- Written request 1: Repeat the component placement entries word for word, starting at the first entry and continuing up to and including the line with "The side wall portion 22b is at (662, 565).".

- Extract provided:
= = = =

UNITED STATES
SECURITIES AND EXCHANGE COMMISSION
WASHINGTON, D.C. 20549
FORM 8-K
CURRENT REPORT
PURSUANT TO SECTION 13 OR 15(d)
OF THE SECURITIES EXCHANGE ACT OF 1934
Date of Report (Date of earliest event reported): October 12, 2021
Farmers National Banc Corp.
(Exact name of registrant as specified in its charter)
Ohio | 001-35296 | 34-1371693 | ||
(State or other jurisdiction of incorporation) |
(Commission File Number) |
(IRS Employer Identification No.) |
20 South Broad Street, P.O. Box 555, Canfield, Ohio | 44406-0555 | |
(Address of principal executive offices) | (Zip Code) |
(330) 533-3341
(Registrant’s telephone number, including area code)
(Former name or former address, if changed since last report)
Check the appropriate box below if the Form 8-K filing is intended to simultaneously satisfy the filing obligation of the registrant under any of the following provisions:
☒ |
Written communication pursuant to Rule 425 under the Securities Act (17 CFR 230.425) |
☐ |
Soliciting material pursuant to Rule 14a-12 under the Exchange Act (17 CFR 240.14a-12) |
☐ |
Pre-commencement communication pursuant to Rule 14d-2(b) under the Exchange Act (17 CFR 240.14d-2(b)) |
☐ |
Pre-commencement communication pursuant to Rule 13e-4(c) under the Exchange Act (17 CFR 240.13e-4(c)) |
Securities registered pursuant to Section 12(b) of the Act:
Title of each class |
Trading Symbol |
Name of each exchange on which registered |
||
Common Stock, No Par Value | FMNB | The NASDAQ Stock Market |
Indicate by check mark whether the registrant is an emerging growth company as defined in Rule 405 of the Securities Act of 1933 (§230.405 of this chapter) or Rule 12b-2 of the Securities Exchange Act of 1934 (§240.12b-2 of this chapter).

= = = =

- Written request 2: Print the Form 8-K cover page verbatim from "Ohio | 001-35296" up to and including "since last report)".

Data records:
= = = =

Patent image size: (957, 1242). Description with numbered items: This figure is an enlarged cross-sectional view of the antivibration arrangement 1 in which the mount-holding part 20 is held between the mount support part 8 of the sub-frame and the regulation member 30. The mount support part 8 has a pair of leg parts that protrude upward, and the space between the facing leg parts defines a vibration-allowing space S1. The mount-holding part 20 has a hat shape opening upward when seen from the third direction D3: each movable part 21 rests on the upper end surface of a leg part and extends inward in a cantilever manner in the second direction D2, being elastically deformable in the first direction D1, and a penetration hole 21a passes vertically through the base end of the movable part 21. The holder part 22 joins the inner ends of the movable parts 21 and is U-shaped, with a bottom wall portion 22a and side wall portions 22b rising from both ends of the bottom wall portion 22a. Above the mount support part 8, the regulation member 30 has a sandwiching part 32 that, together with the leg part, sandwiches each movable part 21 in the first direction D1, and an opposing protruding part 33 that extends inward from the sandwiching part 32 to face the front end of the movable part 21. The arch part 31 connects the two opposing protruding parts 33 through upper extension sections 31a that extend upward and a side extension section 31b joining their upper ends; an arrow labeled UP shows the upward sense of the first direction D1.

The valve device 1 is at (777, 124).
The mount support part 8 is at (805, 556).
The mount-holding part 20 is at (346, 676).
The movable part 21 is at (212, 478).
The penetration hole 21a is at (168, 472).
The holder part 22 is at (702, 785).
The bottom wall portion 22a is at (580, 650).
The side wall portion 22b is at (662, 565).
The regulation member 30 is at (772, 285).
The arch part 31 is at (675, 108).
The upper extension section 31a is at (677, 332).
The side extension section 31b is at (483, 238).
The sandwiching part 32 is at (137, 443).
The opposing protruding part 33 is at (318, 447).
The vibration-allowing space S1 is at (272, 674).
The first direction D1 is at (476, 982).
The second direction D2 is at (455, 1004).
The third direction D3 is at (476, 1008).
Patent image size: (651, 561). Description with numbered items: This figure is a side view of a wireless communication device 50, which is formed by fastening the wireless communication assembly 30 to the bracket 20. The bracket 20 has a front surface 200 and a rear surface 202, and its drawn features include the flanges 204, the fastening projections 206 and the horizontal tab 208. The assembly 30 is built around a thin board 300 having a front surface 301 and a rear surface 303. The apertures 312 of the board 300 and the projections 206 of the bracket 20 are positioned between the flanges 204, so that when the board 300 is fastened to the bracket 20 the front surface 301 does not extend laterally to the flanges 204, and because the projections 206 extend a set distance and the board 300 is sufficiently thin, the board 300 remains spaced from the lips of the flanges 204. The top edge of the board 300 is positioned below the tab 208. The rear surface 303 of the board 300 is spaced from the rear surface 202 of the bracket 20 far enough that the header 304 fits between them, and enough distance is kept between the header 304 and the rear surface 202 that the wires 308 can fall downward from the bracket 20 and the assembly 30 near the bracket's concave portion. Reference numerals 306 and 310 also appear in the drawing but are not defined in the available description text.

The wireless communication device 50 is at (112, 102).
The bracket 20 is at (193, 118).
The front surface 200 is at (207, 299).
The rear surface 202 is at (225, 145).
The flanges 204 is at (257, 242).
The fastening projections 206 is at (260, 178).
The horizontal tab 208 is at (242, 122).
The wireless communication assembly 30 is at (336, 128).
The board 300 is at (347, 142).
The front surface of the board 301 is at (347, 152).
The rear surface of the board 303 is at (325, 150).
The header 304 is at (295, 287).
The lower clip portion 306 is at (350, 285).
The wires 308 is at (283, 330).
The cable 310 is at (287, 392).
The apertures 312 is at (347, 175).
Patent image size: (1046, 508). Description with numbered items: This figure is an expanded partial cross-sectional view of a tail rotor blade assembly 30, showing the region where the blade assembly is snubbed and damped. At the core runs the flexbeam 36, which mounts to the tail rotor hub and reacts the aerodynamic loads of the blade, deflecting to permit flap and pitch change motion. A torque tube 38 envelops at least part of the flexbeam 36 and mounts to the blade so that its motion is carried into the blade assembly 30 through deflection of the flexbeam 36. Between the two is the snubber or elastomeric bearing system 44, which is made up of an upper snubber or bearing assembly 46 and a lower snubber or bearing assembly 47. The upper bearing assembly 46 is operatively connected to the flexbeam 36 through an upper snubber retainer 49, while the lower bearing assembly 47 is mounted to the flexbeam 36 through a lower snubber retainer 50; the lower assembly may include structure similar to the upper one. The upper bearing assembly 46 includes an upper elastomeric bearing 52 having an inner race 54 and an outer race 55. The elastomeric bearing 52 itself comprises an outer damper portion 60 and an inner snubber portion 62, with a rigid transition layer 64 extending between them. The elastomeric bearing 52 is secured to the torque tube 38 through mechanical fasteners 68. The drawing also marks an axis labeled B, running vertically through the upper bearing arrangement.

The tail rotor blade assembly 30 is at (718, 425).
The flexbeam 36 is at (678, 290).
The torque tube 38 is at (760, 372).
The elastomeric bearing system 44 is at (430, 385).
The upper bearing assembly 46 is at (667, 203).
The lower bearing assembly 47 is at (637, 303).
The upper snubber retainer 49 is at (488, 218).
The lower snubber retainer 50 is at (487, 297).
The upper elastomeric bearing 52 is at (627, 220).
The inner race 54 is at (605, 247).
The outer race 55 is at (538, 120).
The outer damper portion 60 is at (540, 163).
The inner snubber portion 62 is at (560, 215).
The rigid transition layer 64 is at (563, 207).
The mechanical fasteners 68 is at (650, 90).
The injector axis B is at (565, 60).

= = = =

- Full response 1:
Patent image size: (957, 1242). Description with numbered items: This figure is an enlarged cross-sectional view of the antivibration arrangement 1 in which the mount-holding part 20 is held between the mount support part 8 of the sub-frame and the regulation member 30. The mount support part 8 has a pair of leg parts that protrude upward, and the space between the facing leg parts defines a vibration-allowing space S1. The mount-holding part 20 has a hat shape opening upward when seen from the third direction D3: each movable part 21 rests on the upper end surface of a leg part and extends inward in a cantilever manner in the second direction D2, being elastically deformable in the first direction D1, and a penetration hole 21a passes vertically through the base end of the movable part 21. The holder part 22 joins the inner ends of the movable parts 21 and is U-shaped, with a bottom wall portion 22a and side wall portions 22b rising from both ends of the bottom wall portion 22a. Above the mount support part 8, the regulation member 30 has a sandwiching part 32 that, together with the leg part, sandwiches each movable part 21 in the first direction D1, and an opposing protruding part 33 that extends inward from the sandwiching part 32 to face the front end of the movable part 21. The arch part 31 connects the two opposing protruding parts 33 through upper extension sections 31a that extend upward and a side extension section 31b joining their upper ends; an arrow labeled UP shows the upward sense of the first direction D1.

The valve device 1 is at (777, 124).
The mount support part 8 is at (805, 556).
The mount-holding part 20 is at (346, 676).
The movable part 21 is at (212, 478).
The penetration hole 21a is at (168, 472).
The holder part 22 is at (702, 785).
The bottom wall portion 22a is at (580, 650).
The side wall portion 22b is at (662, 565).

- Full response 2:
Ohio | 001-35296 | 34-1371693 | ||
(State or other jurisdiction of incorporation) |
(Commission File Number) |
(IRS Employer Identification No.) |
20 South Broad Street, P.O. Box 555, Canfield, Ohio | 44406-0555 | |
(Address of principal executive offices) | (Zip Code) |
(330) 533-3341
(Registrant’s telephone number, including area code)
(Former name or former address, if changed since last report)